- TASK: Write the entries below out again exactly; any picture in them stays out.

(Dataset items)
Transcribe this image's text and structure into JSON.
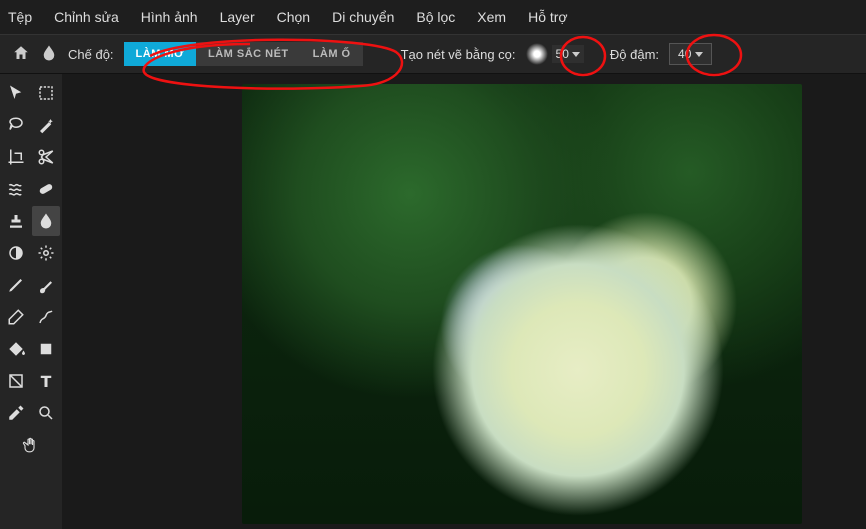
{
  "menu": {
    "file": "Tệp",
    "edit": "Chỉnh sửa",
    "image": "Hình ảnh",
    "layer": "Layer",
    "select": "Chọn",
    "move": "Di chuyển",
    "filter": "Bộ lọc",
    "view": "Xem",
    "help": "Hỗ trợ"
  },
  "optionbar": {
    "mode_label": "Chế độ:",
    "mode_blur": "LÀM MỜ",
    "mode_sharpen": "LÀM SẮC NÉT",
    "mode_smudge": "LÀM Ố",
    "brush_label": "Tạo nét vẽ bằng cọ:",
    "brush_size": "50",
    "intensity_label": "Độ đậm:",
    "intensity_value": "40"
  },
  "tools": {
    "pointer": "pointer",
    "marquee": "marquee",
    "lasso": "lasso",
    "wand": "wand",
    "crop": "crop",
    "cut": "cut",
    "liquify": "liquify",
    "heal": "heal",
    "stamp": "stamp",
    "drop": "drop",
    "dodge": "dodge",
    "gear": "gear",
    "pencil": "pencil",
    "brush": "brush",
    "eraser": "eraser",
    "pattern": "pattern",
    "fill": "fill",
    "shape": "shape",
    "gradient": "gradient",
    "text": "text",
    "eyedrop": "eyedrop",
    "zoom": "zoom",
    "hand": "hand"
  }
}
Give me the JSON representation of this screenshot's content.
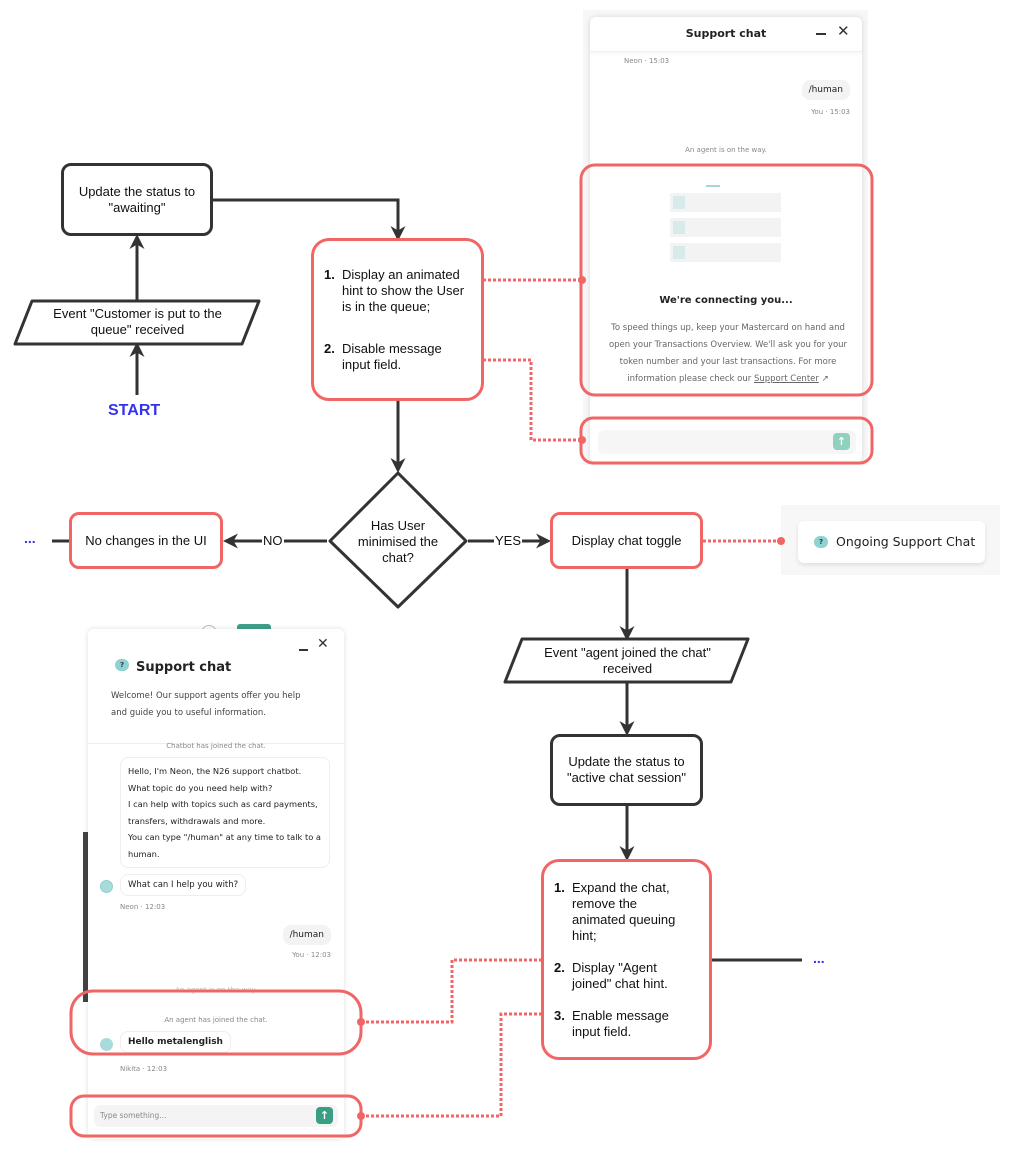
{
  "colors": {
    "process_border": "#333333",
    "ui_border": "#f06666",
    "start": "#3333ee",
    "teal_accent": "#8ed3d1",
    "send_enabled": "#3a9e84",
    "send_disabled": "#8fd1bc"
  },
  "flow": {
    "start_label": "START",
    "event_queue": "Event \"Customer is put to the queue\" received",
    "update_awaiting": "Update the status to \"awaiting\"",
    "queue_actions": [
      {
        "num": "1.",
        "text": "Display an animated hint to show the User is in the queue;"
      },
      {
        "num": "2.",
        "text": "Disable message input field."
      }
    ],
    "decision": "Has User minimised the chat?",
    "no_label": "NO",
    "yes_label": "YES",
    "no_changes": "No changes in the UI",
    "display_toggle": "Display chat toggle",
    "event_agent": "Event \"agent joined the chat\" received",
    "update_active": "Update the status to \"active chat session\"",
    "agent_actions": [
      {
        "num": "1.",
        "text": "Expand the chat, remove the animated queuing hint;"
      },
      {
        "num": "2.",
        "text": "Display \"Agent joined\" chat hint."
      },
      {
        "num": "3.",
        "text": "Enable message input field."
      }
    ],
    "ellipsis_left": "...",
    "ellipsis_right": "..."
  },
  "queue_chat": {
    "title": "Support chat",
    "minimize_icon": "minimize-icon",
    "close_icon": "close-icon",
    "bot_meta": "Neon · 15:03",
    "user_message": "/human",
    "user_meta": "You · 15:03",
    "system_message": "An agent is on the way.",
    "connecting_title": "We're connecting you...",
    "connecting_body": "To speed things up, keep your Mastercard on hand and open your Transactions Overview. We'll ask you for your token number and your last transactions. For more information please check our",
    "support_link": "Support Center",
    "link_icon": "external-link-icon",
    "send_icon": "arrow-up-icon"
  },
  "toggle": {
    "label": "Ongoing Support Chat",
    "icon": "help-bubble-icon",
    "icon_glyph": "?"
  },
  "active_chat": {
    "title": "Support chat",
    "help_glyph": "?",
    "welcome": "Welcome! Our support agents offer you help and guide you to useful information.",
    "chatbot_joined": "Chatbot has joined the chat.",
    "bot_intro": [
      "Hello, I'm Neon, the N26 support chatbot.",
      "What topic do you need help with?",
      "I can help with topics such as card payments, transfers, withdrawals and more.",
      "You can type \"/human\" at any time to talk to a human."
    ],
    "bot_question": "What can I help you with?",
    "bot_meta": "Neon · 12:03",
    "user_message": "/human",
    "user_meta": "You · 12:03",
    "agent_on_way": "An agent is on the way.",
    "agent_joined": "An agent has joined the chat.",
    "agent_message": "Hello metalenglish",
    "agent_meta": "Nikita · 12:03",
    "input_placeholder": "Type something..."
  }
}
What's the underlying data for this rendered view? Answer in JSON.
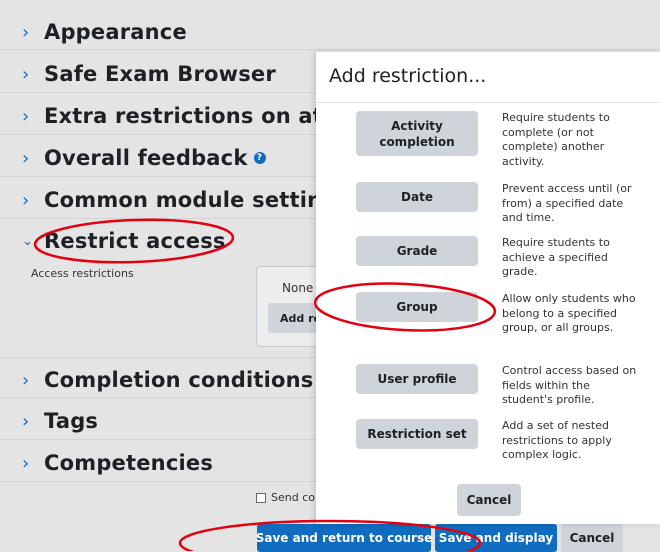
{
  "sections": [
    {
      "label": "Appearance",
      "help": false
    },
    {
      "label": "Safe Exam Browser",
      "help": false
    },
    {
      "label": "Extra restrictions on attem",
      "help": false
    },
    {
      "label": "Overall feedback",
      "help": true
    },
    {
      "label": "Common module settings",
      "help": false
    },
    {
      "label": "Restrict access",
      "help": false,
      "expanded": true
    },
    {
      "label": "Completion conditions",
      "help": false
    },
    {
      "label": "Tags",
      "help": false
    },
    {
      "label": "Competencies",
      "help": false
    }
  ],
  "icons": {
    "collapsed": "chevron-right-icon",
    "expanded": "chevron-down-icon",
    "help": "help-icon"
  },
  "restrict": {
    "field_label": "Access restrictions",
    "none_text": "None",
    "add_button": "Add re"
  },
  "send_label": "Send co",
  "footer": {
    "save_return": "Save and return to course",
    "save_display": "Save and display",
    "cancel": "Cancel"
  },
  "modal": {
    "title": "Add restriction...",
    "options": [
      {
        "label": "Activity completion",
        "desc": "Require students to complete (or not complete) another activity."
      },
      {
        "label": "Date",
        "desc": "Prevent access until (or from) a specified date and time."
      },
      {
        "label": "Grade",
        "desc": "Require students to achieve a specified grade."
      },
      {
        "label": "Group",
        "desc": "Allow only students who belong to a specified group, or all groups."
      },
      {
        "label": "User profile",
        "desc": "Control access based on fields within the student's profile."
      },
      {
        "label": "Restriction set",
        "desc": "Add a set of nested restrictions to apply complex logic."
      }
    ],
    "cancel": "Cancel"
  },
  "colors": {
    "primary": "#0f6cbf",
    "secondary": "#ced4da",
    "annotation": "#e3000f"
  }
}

- SOLUTION TO THE PROBLEM:
Transcribe this image's text and structure into JSON.
{
  "menu": {
    "file": "Tệp",
    "edit": "Chỉnh sửa",
    "image": "Hình ảnh",
    "layer": "Layer",
    "select": "Chọn",
    "move": "Di chuyển",
    "filter": "Bộ lọc",
    "view": "Xem",
    "help": "Hỗ trợ"
  },
  "optionbar": {
    "mode_label": "Chế độ:",
    "mode_blur": "LÀM MỜ",
    "mode_sharpen": "LÀM SẮC NÉT",
    "mode_smudge": "LÀM Ố",
    "brush_label": "Tạo nét vẽ bằng cọ:",
    "brush_size": "50",
    "intensity_label": "Độ đậm:",
    "intensity_value": "40"
  },
  "tools": {
    "pointer": "pointer",
    "marquee": "marquee",
    "lasso": "lasso",
    "wand": "wand",
    "crop": "crop",
    "cut": "cut",
    "liquify": "liquify",
    "heal": "heal",
    "stamp": "stamp",
    "drop": "drop",
    "dodge": "dodge",
    "gear": "gear",
    "pencil": "pencil",
    "brush": "brush",
    "eraser": "eraser",
    "pattern": "pattern",
    "fill": "fill",
    "shape": "shape",
    "gradient": "gradient",
    "text": "text",
    "eyedrop": "eyedrop",
    "zoom": "zoom",
    "hand": "hand"
  }
}
Give me the JSON representation of this screenshot's content.
{
  "colors": {
    "process_border": "#333333",
    "ui_border": "#f06666",
    "start": "#3333ee",
    "teal_accent": "#8ed3d1",
    "send_enabled": "#3a9e84",
    "send_disabled": "#8fd1bc"
  },
  "flow": {
    "start_label": "START",
    "event_queue": "Event \"Customer is put to the queue\" received",
    "update_awaiting": "Update the status to \"awaiting\"",
    "queue_actions": [
      {
        "num": "1.",
        "text": "Display an animated hint to show the User is in the queue;"
      },
      {
        "num": "2.",
        "text": "Disable message input field."
      }
    ],
    "decision": "Has User minimised the chat?",
    "no_label": "NO",
    "yes_label": "YES",
    "no_changes": "No changes in the UI",
    "display_toggle": "Display chat toggle",
    "event_agent": "Event \"agent joined the chat\" received",
    "update_active": "Update the status to \"active chat session\"",
    "agent_actions": [
      {
        "num": "1.",
        "text": "Expand the chat, remove the animated queuing hint;"
      },
      {
        "num": "2.",
        "text": "Display \"Agent joined\" chat hint."
      },
      {
        "num": "3.",
        "text": "Enable message input field."
      }
    ],
    "ellipsis_left": "...",
    "ellipsis_right": "..."
  },
  "queue_chat": {
    "title": "Support chat",
    "minimize_icon": "minimize-icon",
    "close_icon": "close-icon",
    "bot_meta": "Neon · 15:03",
    "user_message": "/human",
    "user_meta": "You · 15:03",
    "system_message": "An agent is on the way.",
    "connecting_title": "We're connecting you...",
    "connecting_body": "To speed things up, keep your Mastercard on hand and open your Transactions Overview. We'll ask you for your token number and your last transactions. For more information please check our",
    "support_link": "Support Center",
    "link_icon": "external-link-icon",
    "send_icon": "arrow-up-icon"
  },
  "toggle": {
    "label": "Ongoing Support Chat",
    "icon": "help-bubble-icon",
    "icon_glyph": "?"
  },
  "active_chat": {
    "title": "Support chat",
    "help_glyph": "?",
    "welcome": "Welcome! Our support agents offer you help and guide you to useful information.",
    "chatbot_joined": "Chatbot has joined the chat.",
    "bot_intro": [
      "Hello, I'm Neon, the N26 support chatbot.",
      "What topic do you need help with?",
      "I can help with topics such as card payments, transfers, withdrawals and more.",
      "You can type \"/human\" at any time to talk to a human."
    ],
    "bot_question": "What can I help you with?",
    "bot_meta": "Neon · 12:03",
    "user_message": "/human",
    "user_meta": "You · 12:03",
    "agent_on_way": "An agent is on the way.",
    "agent_joined": "An agent has joined the chat.",
    "agent_message": "Hello metalenglish",
    "agent_meta": "Nikita · 12:03",
    "input_placeholder": "Type something..."
  }
}
What's the underlying data for this rendered view? Answer in JSON.
{
  "sections": [
    {
      "label": "Appearance",
      "help": false
    },
    {
      "label": "Safe Exam Browser",
      "help": false
    },
    {
      "label": "Extra restrictions on attem",
      "help": false
    },
    {
      "label": "Overall feedback",
      "help": true
    },
    {
      "label": "Common module settings",
      "help": false
    },
    {
      "label": "Restrict access",
      "help": false,
      "expanded": true
    },
    {
      "label": "Completion conditions",
      "help": false
    },
    {
      "label": "Tags",
      "help": false
    },
    {
      "label": "Competencies",
      "help": false
    }
  ],
  "icons": {
    "collapsed": "chevron-right-icon",
    "expanded": "chevron-down-icon",
    "help": "help-icon"
  },
  "restrict": {
    "field_label": "Access restrictions",
    "none_text": "None",
    "add_button": "Add re"
  },
  "send_label": "Send co",
  "footer": {
    "save_return": "Save and return to course",
    "save_display": "Save and display",
    "cancel": "Cancel"
  },
  "modal": {
    "title": "Add restriction...",
    "options": [
      {
        "label": "Activity completion",
        "desc": "Require students to complete (or not complete) another activity."
      },
      {
        "label": "Date",
        "desc": "Prevent access until (or from) a specified date and time."
      },
      {
        "label": "Grade",
        "desc": "Require students to achieve a specified grade."
      },
      {
        "label": "Group",
        "desc": "Allow only students who belong to a specified group, or all groups."
      },
      {
        "label": "User profile",
        "desc": "Control access based on fields within the student's profile."
      },
      {
        "label": "Restriction set",
        "desc": "Add a set of nested restrictions to apply complex logic."
      }
    ],
    "cancel": "Cancel"
  },
  "colors": {
    "primary": "#0f6cbf",
    "secondary": "#ced4da",
    "annotation": "#e3000f"
  }
}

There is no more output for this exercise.